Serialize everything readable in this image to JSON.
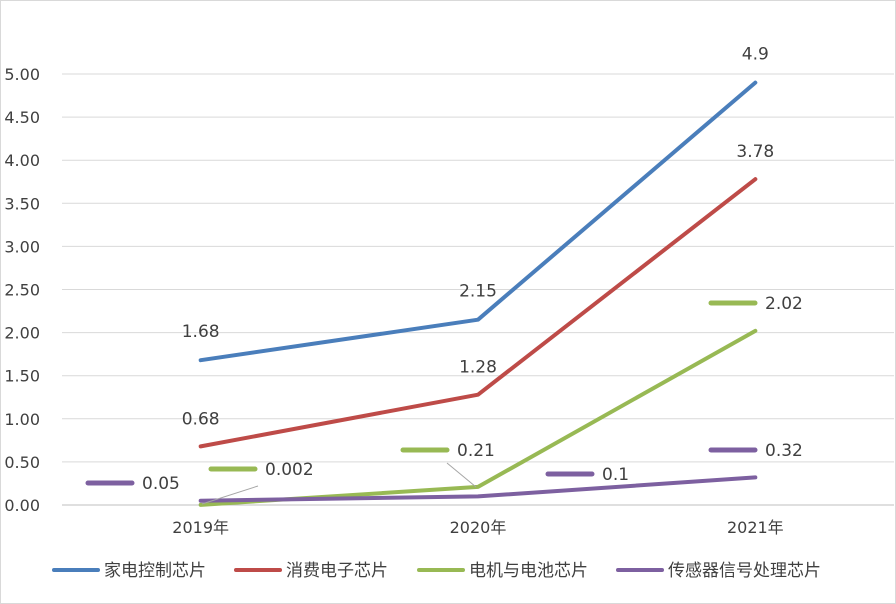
{
  "chart_data": {
    "type": "line",
    "categories": [
      "2019年",
      "2020年",
      "2021年"
    ],
    "yticks": [
      "0.00",
      "0.50",
      "1.00",
      "1.50",
      "2.00",
      "2.50",
      "3.00",
      "3.50",
      "4.00",
      "4.50",
      "5.00"
    ],
    "ylim": [
      0,
      5
    ],
    "grid": true,
    "legend_position": "bottom",
    "series": [
      {
        "name": "家电控制芯片",
        "color": "#4a7ebb",
        "values": [
          1.68,
          2.15,
          4.9
        ],
        "labels": [
          "1.68",
          "2.15",
          "4.9"
        ]
      },
      {
        "name": "消费电子芯片",
        "color": "#be4b48",
        "values": [
          0.68,
          1.28,
          3.78
        ],
        "labels": [
          "0.68",
          "1.28",
          "3.78"
        ]
      },
      {
        "name": "电机与电池芯片",
        "color": "#98b954",
        "values": [
          0.002,
          0.21,
          2.02
        ],
        "labels": [
          "0.002",
          "0.21",
          "2.02"
        ]
      },
      {
        "name": "传感器信号处理芯片",
        "color": "#7d60a0",
        "values": [
          0.05,
          0.1,
          0.32
        ],
        "labels": [
          "0.05",
          "0.1",
          "0.32"
        ]
      }
    ]
  }
}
▬▬▬▬▬▬
## [Task brief]
List the lines of the entries that include "name".

## [Task answer]
        "name": "家电控制芯片",
        "name": "消费电子芯片",
        "name": "电机与电池芯片",
        "name": "传感器信号处理芯片",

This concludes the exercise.